_Saved entries_

>> START

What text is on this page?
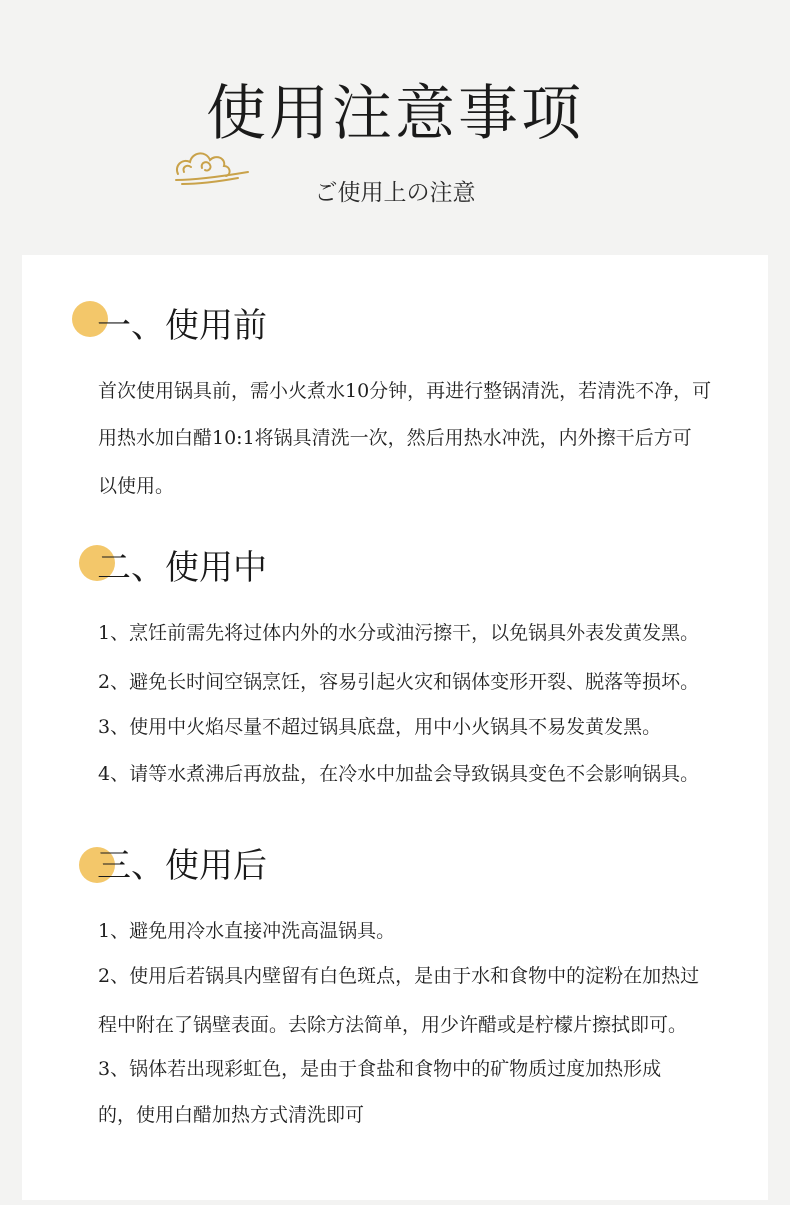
使用注意事项
ご使用上の注意
一、使用前
首次使用锅具前，需小火煮水10分钟，再进行整锅清洗，若清洗不净，可
用热水加白醋10:1将锅具清洗一次，然后用热水冲洗，内外擦干后方可
以使用。
二、使用中
1、烹饪前需先将过体内外的水分或油污擦干，以免锅具外表发黄发黑。
2、避免长时间空锅烹饪，容易引起火灾和锅体变形开裂、脱落等损坏。
3、使用中火焰尽量不超过锅具底盘，用中小火锅具不易发黄发黑。
4、请等水煮沸后再放盐，在冷水中加盐会导致锅具变色不会影响锅具。
三、使用后
1、避免用冷水直接冲洗高温锅具。
2、使用后若锅具内壁留有白色斑点，是由于水和食物中的淀粉在加热过
程中附在了锅壁表面。去除方法简单，用少许醋或是柠檬片擦拭即可。
3、锅体若出现彩虹色，是由于食盐和食物中的矿物质过度加热形成
的，使用白醋加热方式清洗即可
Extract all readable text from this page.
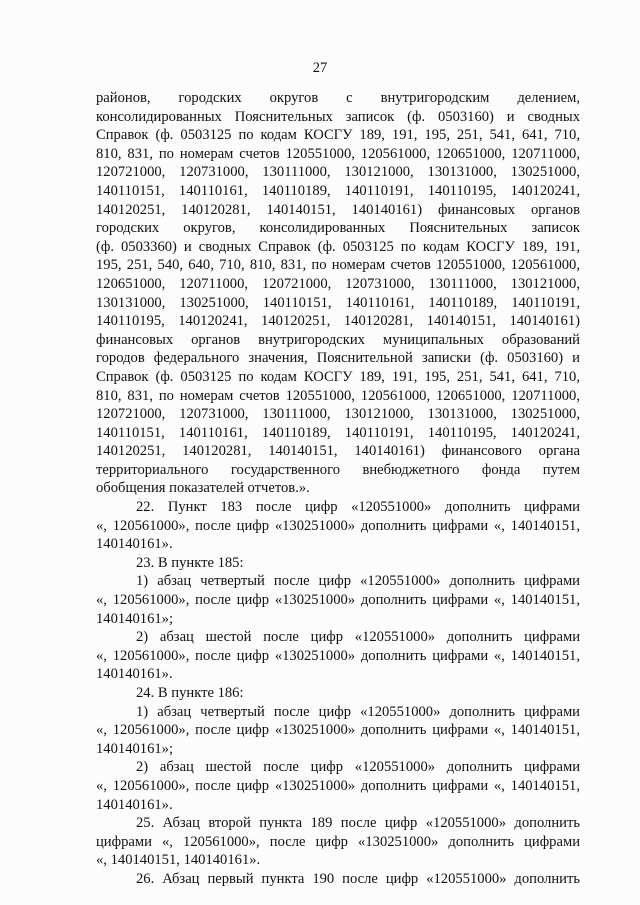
27
районов, городских округов с внутригородским делением,
консолидированных Пояснительных записок (ф. 0503160) и сводных
Справок (ф. 0503125 по кодам КОСГУ 189, 191, 195, 251, 541, 641, 710,
810, 831, по номерам счетов 120551000, 120561000, 120651000, 120711000,
120721000, 120731000, 130111000, 130121000, 130131000, 130251000,
140110151, 140110161, 140110189, 140110191, 140110195, 140120241,
140120251, 140120281, 140140151, 140140161) финансовых органов
городских округов, консолидированных Пояснительных записок
(ф. 0503360) и сводных Справок (ф. 0503125 по кодам КОСГУ 189, 191,
195, 251, 540, 640, 710, 810, 831, по номерам счетов 120551000, 120561000,
120651000, 120711000, 120721000, 120731000, 130111000, 130121000,
130131000, 130251000, 140110151, 140110161, 140110189, 140110191,
140110195, 140120241, 140120251, 140120281, 140140151, 140140161)
финансовых органов внутригородских муниципальных образований
городов федерального значения, Пояснительной записки (ф. 0503160) и
Справок (ф. 0503125 по кодам КОСГУ 189, 191, 195, 251, 541, 641, 710,
810, 831, по номерам счетов 120551000, 120561000, 120651000, 120711000,
120721000, 120731000, 130111000, 130121000, 130131000, 130251000,
140110151, 140110161, 140110189, 140110191, 140110195, 140120241,
140120251, 140120281, 140140151, 140140161) финансового органа
территориального государственного внебюджетного фонда путем
обобщения показателей отчетов.».
22. Пункт 183 после цифр «120551000» дополнить цифрами
«, 120561000», после цифр «130251000» дополнить цифрами «, 140140151,
140140161».
23. В пункте 185:
1) абзац четвертый после цифр «120551000» дополнить цифрами
«, 120561000», после цифр «130251000» дополнить цифрами «, 140140151,
140140161»;
2) абзац шестой после цифр «120551000» дополнить цифрами
«, 120561000», после цифр «130251000» дополнить цифрами «, 140140151,
140140161».
24. В пункте 186:
1) абзац четвертый после цифр «120551000» дополнить цифрами
«, 120561000», после цифр «130251000» дополнить цифрами «, 140140151,
140140161»;
2) абзац шестой после цифр «120551000» дополнить цифрами
«, 120561000», после цифр «130251000» дополнить цифрами «, 140140151,
140140161».
25. Абзац второй пункта 189 после цифр «120551000» дополнить
цифрами «, 120561000», после цифр «130251000» дополнить цифрами
«, 140140151, 140140161».
26. Абзац первый пункта 190 после цифр «120551000» дополнить
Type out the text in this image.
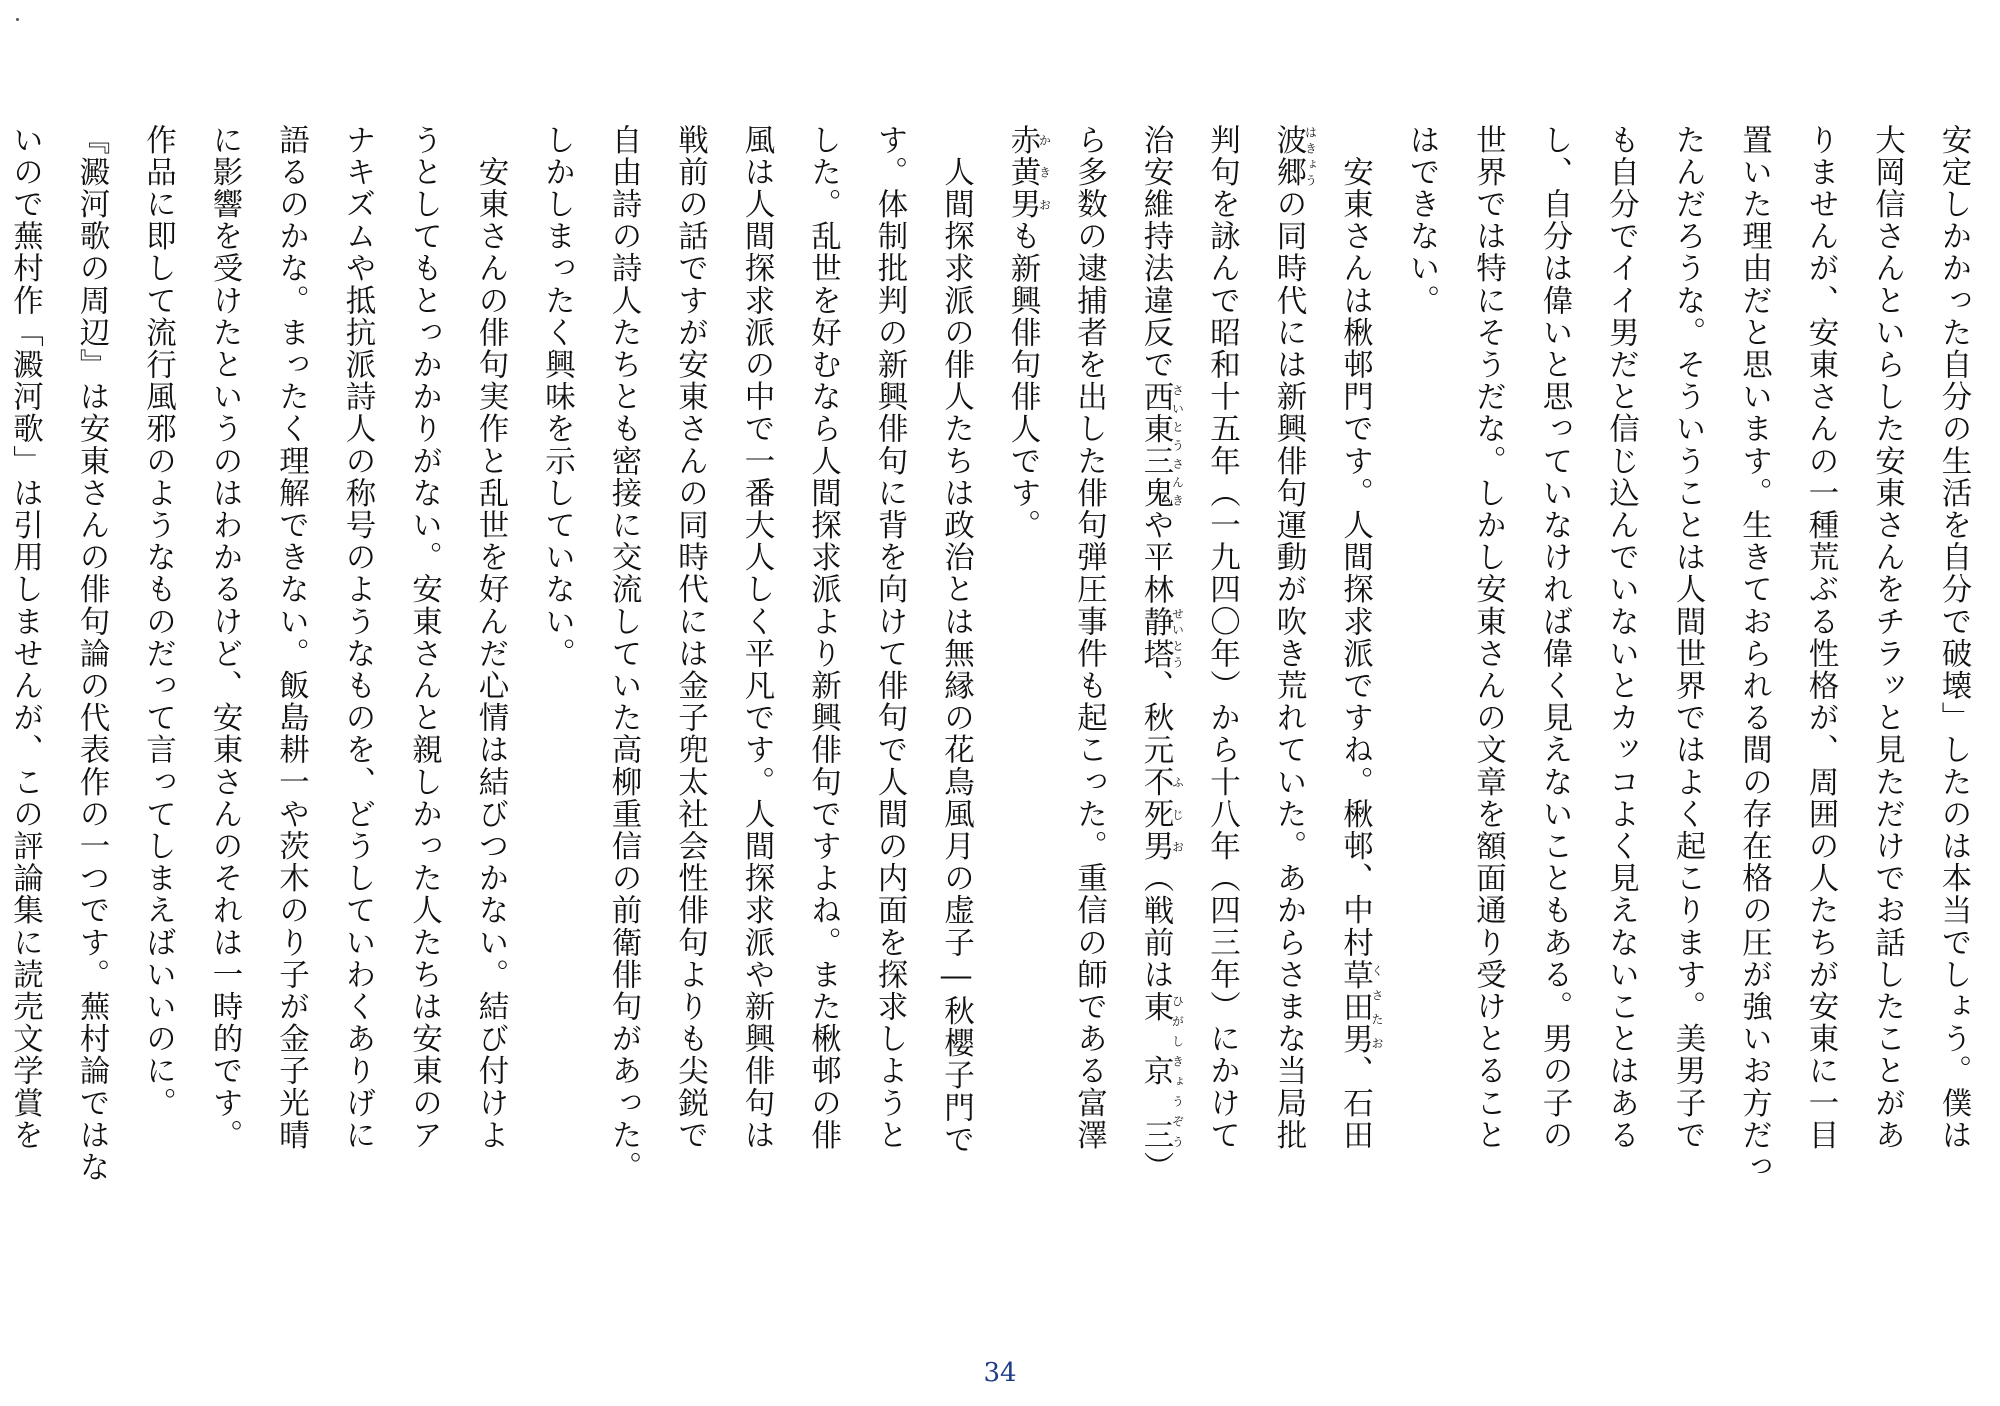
安定しかかった自分の生活を自分で破壊」したのは本当でしょう。僕は

大岡信さんといらした安東さんをチラッと見ただけでお話したことがあ

りませんが、安東さんの一種荒ぶる性格が、周囲の人たちが安東に一目

置いた理由だと思います。生きておられる間の存在格の圧が強いお方だっ

たんだろうな。そういうことは人間世界ではよく起こります。美男子で

も自分でイイ男だと信じ込んでいないとカッコよく見えないことはある

し、自分は偉いと思っていなければ偉く見えないこともある。男の子の

世界では特にそうだな。しかし安東さんの文章を額面通り受けとること

はできない。

　安東さんは楸邨門です。人間探求派ですね。楸邨、中村草田男くさたお、石田

波郷はきょうの同時代には新興俳句運動が吹き荒れていた。あからさまな当局批

判句を詠んで昭和十五年（一九四〇年）から十八年（四三年）にかけて

治安維持法違反で西東三鬼さいとうさんきや平林静塔せいとう、秋元不死男ふじお（戦前は東　京　三ひがしきょうぞう）

ら多数の逮捕者を出した俳句弾圧事件も起こった。重信の師である富澤

赤黄男かきおも新興俳句俳人です。

　人間探求派の俳人たちは政治とは無縁の花鳥風月の虚子―秋櫻子門で

す。体制批判の新興俳句に背を向けて俳句で人間の内面を探求しようと

した。乱世を好むなら人間探求派より新興俳句ですよね。また楸邨の俳

風は人間探求派の中で一番大人しく平凡です。人間探求派や新興俳句は

戦前の話ですが安東さんの同時代には金子兜太社会性俳句よりも尖鋭で

自由詩の詩人たちとも密接に交流していた高柳重信の前衛俳句があった。

しかしまったく興味を示していない。

　安東さんの俳句実作と乱世を好んだ心情は結びつかない。結び付けよ

うとしてもとっかかりがない。安東さんと親しかった人たちは安東のア

ナキズムや抵抗派詩人の称号のようなものを、どうしていわくありげに

語るのかな。まったく理解できない。飯島耕一や茨木のり子が金子光晴

に影響を受けたというのはわかるけど、安東さんのそれは一時的です。

作品に即して流行風邪のようなものだって言ってしまえばいいのに。

『澱河歌の周辺』は安東さんの俳句論の代表作の一つです。蕪村論ではな

いので蕪村作「澱河歌」は引用しませんが、この評論集に読売文学賞を

34
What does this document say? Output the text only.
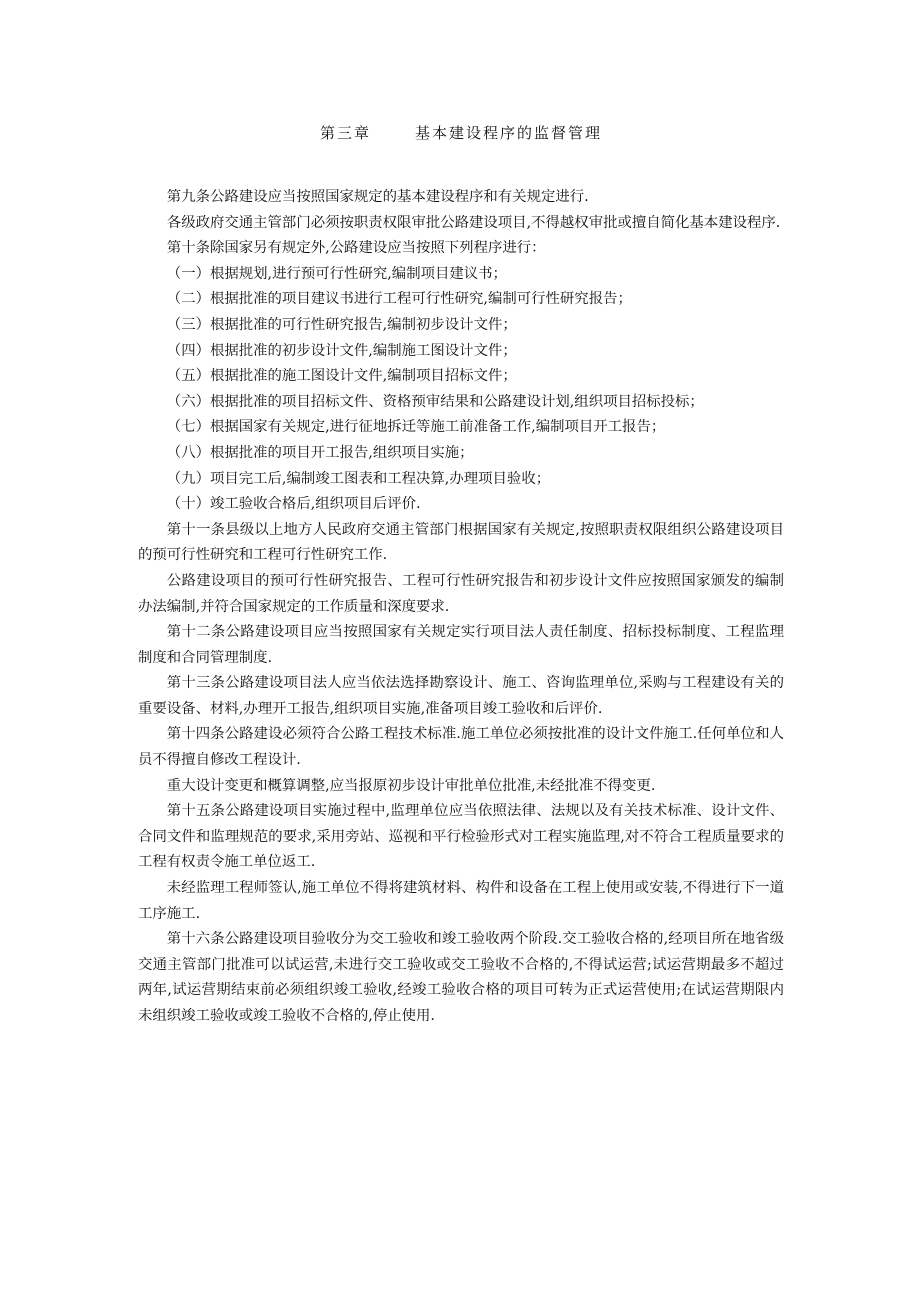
第三章	基本建设程序的监督管理

第九条公路建设应当按照国家规定的基本建设程序和有关规定进行.

各级政府交通主管部门必须按职责权限审批公路建设项目,不得越权审批或擅自简化基本建设程序.

第十条除国家另有规定外,公路建设应当按照下列程序进行：

（一）根据规划,进行预可行性研究,编制项目建议书；

（二）根据批准的项目建议书进行工程可行性研究,编制可行性研究报告；

（三）根据批准的可行性研究报告,编制初步设计文件；

（四）根据批准的初步设计文件,编制施工图设计文件；

（五）根据批准的施工图设计文件,编制项目招标文件；

（六）根据批准的项目招标文件、资格预审结果和公路建设计划,组织项目招标投标；

（七）根据国家有关规定,进行征地拆迁等施工前准备工作,编制项目开工报告；

（八）根据批准的项目开工报告,组织项目实施；

（九）项目完工后,编制竣工图表和工程决算,办理项目验收；

（十）竣工验收合格后,组织项目后评价.

第十一条县级以上地方人民政府交通主管部门根据国家有关规定,按照职责权限组织公路建设项目的预可行性研究和工程可行性研究工作.

公路建设项目的预可行性研究报告、工程可行性研究报告和初步设计文件应按照国家颁发的编制办法编制,并符合国家规定的工作质量和深度要求.

第十二条公路建设项目应当按照国家有关规定实行项目法人责任制度、招标投标制度、工程监理制度和合同管理制度.

第十三条公路建设项目法人应当依法选择勘察设计、施工、咨询监理单位,采购与工程建设有关的重要设备、材料,办理开工报告,组织项目实施,准备项目竣工验收和后评价.

第十四条公路建设必须符合公路工程技术标准.施工单位必须按批准的设计文件施工.任何单位和人员不得擅自修改工程设计.

重大设计变更和概算调整,应当报原初步设计审批单位批准,未经批准不得变更.

第十五条公路建设项目实施过程中,监理单位应当依照法律、法规以及有关技术标准、设计文件、合同文件和监理规范的要求,采用旁站、巡视和平行检验形式对工程实施监理,对不符合工程质量要求的工程有权责令施工单位返工.

未经监理工程师签认,施工单位不得将建筑材料、构件和设备在工程上使用或安装,不得进行下一道工序施工.

第十六条公路建设项目验收分为交工验收和竣工验收两个阶段.交工验收合格的,经项目所在地省级交通主管部门批准可以试运营,未进行交工验收或交工验收不合格的,不得试运营;试运营期最多不超过两年,试运营期结束前必须组织竣工验收,经竣工验收合格的项目可转为正式运营使用;在试运营期限内未组织竣工验收或竣工验收不合格的,停止使用.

>> END

Track down every line with the word "text" and copy it.

What text is on this page?
Extract all readable text from this page.
Type out the text in this image.
What does this document say? Output the text only.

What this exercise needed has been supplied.